§ Task instructions: Leave out any picture and return the remaining listing below exactly as given.

** Start of Data excerpts **

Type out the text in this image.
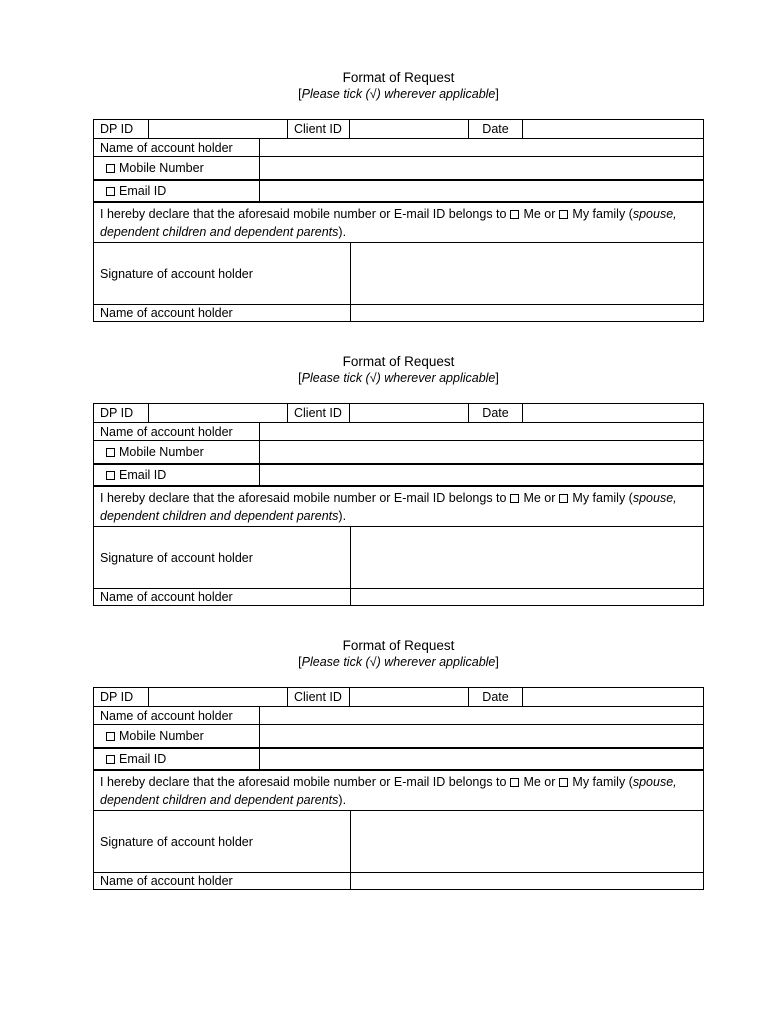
Format of Request
[Please tick (√) wherever applicable]
DP ID	Client ID	Date
Name of account holder
Mobile Number
Email ID
I hereby declare that the aforesaid mobile number or E-mail ID belongs to Me or My family (spouse, dependent children and dependent parents).
Signature of account holder
Name of account holder
Format of Request
[Please tick (√) wherever applicable]
DP ID	Client ID	Date
Name of account holder
Mobile Number
Email ID
I hereby declare that the aforesaid mobile number or E-mail ID belongs to Me or My family (spouse, dependent children and dependent parents).
Signature of account holder
Name of account holder
Format of Request
[Please tick (√) wherever applicable]
DP ID	Client ID	Date
Name of account holder
Mobile Number
Email ID
I hereby declare that the aforesaid mobile number or E-mail ID belongs to Me or My family (spouse, dependent children and dependent parents).
Signature of account holder
Name of account holder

** End of Data excerpts **

§ Task result:
Type out the text in this image.
Format of Request
[Please tick (√) wherever applicable]
DP ID	Client ID	Date
Name of account holder
Mobile Number
Email ID
I hereby declare that the aforesaid mobile number or E-mail ID belongs to Me or My family (spouse, dependent children and dependent parents).
Signature of account holder
Name of account holder
Format of Request
[Please tick (√) wherever applicable]
DP ID	Client ID	Date
Name of account holder
Mobile Number
Email ID
I hereby declare that the aforesaid mobile number or E-mail ID belongs to Me or My family (spouse, dependent children and dependent parents).
Signature of account holder
Name of account holder
Format of Request
[Please tick (√) wherever applicable]
DP ID	Client ID	Date
Name of account holder
Mobile Number
Email ID
I hereby declare that the aforesaid mobile number or E-mail ID belongs to Me or My family (spouse, dependent children and dependent parents).
Signature of account holder
Name of account holder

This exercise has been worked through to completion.